Lay out every line of the items below as a Markdown table with two columns, No. and Entry, numbering each row and leaving out blank lines.

Element and region lists
____
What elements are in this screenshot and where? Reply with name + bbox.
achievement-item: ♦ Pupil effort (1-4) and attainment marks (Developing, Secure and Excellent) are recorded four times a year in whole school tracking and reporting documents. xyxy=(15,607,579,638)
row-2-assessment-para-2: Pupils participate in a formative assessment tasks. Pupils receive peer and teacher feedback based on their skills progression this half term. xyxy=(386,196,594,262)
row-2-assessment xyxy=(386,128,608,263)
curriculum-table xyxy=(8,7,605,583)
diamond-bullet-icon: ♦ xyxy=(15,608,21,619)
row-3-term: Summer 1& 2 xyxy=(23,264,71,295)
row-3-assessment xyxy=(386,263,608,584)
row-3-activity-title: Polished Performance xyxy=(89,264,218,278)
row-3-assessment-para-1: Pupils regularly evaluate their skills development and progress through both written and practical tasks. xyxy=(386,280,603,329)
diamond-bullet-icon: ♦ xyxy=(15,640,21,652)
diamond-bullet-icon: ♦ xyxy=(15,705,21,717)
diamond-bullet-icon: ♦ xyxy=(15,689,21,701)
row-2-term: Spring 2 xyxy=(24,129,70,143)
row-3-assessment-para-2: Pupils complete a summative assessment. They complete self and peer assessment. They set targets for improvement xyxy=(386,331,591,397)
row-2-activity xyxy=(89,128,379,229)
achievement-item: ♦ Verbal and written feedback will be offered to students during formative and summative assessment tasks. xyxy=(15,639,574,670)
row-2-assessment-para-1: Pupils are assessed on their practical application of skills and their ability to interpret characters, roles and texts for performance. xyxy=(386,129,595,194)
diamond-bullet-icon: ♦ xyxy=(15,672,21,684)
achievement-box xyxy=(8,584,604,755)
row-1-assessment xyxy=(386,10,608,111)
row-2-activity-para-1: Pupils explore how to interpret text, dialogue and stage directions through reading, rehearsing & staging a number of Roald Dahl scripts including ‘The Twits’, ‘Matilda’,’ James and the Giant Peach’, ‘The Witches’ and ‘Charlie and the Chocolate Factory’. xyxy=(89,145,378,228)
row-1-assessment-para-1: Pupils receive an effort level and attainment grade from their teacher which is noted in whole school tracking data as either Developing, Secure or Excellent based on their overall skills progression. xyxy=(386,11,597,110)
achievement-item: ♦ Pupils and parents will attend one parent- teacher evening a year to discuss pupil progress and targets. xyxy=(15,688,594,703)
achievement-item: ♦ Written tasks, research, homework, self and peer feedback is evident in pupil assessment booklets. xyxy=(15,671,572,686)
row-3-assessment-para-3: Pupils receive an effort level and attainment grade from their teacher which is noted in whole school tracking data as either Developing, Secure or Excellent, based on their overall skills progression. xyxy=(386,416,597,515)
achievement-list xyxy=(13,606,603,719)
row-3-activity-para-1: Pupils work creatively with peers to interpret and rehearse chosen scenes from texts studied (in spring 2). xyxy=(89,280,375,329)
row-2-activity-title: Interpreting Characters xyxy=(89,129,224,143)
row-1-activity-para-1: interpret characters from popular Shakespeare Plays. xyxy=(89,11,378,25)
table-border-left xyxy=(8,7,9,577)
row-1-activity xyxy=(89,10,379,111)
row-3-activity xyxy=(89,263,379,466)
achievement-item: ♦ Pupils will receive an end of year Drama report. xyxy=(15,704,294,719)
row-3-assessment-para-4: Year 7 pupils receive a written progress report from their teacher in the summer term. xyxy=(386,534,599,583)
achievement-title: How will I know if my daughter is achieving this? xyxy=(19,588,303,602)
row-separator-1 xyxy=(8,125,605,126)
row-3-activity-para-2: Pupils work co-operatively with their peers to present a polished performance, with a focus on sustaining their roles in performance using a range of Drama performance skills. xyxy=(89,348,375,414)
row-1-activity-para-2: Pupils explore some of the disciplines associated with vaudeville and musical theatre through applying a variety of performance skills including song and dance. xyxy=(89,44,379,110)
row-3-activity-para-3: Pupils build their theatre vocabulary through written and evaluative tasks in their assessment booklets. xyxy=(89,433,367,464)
____
(Solution to this exercise):
| No. | Entry |
|---|---|
| 1 | What elements are in this screenshot and where? Reply with name + bbox. |
| 2 | achievement-item: ♦ Pupil effort (1-4) and attainment marks (Developing, Secure and Excellent) are recorded four times a year in whole school tracking and reporting documents. xyxy=(15,607,579,638) |
| 3 | row-2-assessment-para-2: Pupils participate in a formative assessment tasks. Pupils receive peer and teacher feedback based on their skills progression this half term. xyxy=(386,196,594,262) |
| 4 | row-2-assessment xyxy=(386,128,608,263) |
| 5 | curriculum-table xyxy=(8,7,605,583) |
| 6 | diamond-bullet-icon: ♦ xyxy=(15,608,21,619) |
| 7 | row-3-term: Summer 1& 2 xyxy=(23,264,71,295) |
| 8 | row-3-assessment xyxy=(386,263,608,584) |
| 9 | row-3-activity-title: Polished Performance xyxy=(89,264,218,278) |
| 10 | row-3-assessment-para-1: Pupils regularly evaluate their skills development and progress through both written and practical tasks. xyxy=(386,280,603,329) |
| 11 | diamond-bullet-icon: ♦ xyxy=(15,640,21,652) |
| 12 | diamond-bullet-icon: ♦ xyxy=(15,705,21,717) |
| 13 | diamond-bullet-icon: ♦ xyxy=(15,689,21,701) |
| 14 | row-2-term: Spring 2 xyxy=(24,129,70,143) |
| 15 | row-3-assessment-para-2: Pupils complete a summative assessment. They complete self and peer assessment. They set targets for improvement xyxy=(386,331,591,397) |
| 16 | row-2-activity xyxy=(89,128,379,229) |
| 17 | achievement-item: ♦ Verbal and written feedback will be offered to students during formative and summative assessment tasks. xyxy=(15,639,574,670) |
| 18 | row-2-assessment-para-1: Pupils are assessed on their practical application of skills and their ability to interpret characters, roles and texts for performance. xyxy=(386,129,595,194) |
| 19 | diamond-bullet-icon: ♦ xyxy=(15,672,21,684) |
| 20 | achievement-box xyxy=(8,584,604,755) |
| 21 | row-1-assessment xyxy=(386,10,608,111) |
| 22 | row-2-activity-para-1: Pupils explore how to interpret text, dialogue and stage directions through reading, rehearsing & staging a number of Roald Dahl scripts including ‘The Twits’, ‘Matilda’,’ James and the Giant Peach’, ‘The Witches’ and ‘Charlie and the Chocolate Factory’. xyxy=(89,145,378,228) |
| 23 | row-1-assessment-para-1: Pupils receive an effort level and attainment grade from their teacher which is noted in whole school tracking data as either Developing, Secure or Excellent based on their overall skills progression. xyxy=(386,11,597,110) |
| 24 | achievement-item: ♦ Pupils and parents will attend one parent- teacher evening a year to discuss pupil progress and targets. xyxy=(15,688,594,703) |
| 25 | achievement-item: ♦ Written tasks, research, homework, self and peer feedback is evident in pupil assessment booklets. xyxy=(15,671,572,686) |
| 26 | row-3-assessment-para-3: Pupils receive an effort level and attainment grade from their teacher which is noted in whole school tracking data as either Developing, Secure or Excellent, based on their overall skills progression. xyxy=(386,416,597,515) |
| 27 | achievement-list xyxy=(13,606,603,719) |
| 28 | row-3-activity-para-1: Pupils work creatively with peers to interpret and rehearse chosen scenes from texts studied (in spring 2). xyxy=(89,280,375,329) |
| 29 | row-2-activity-title: Interpreting Characters xyxy=(89,129,224,143) |
| 30 | row-1-activity-para-1: interpret characters from popular Shakespeare Plays. xyxy=(89,11,378,25) |
| 31 | table-border-left xyxy=(8,7,9,577) |
| 32 | row-1-activity xyxy=(89,10,379,111) |
| 33 | row-3-activity xyxy=(89,263,379,466) |
| 34 | achievement-item: ♦ Pupils will receive an end of year Drama report. xyxy=(15,704,294,719) |
| 35 | row-3-assessment-para-4: Year 7 pupils receive a written progress report from their teacher in the summer term. xyxy=(386,534,599,583) |
| 36 | achievement-title: How will I know if my daughter is achieving this? xyxy=(19,588,303,602) |
| 37 | row-separator-1 xyxy=(8,125,605,126) |
| 38 | row-3-activity-para-2: Pupils work co-operatively with their peers to present a polished performance, with a focus on sustaining their roles in performance using a range of Drama performance skills. xyxy=(89,348,375,414) |
| 39 | row-1-activity-para-2: Pupils explore some of the disciplines associated with vaudeville and musical theatre through applying a variety of performance skills including song and dance. xyxy=(89,44,379,110) |
| 40 | row-3-activity-para-3: Pupils build their theatre vocabulary through written and evaluative tasks in their assessment booklets. xyxy=(89,433,367,464) |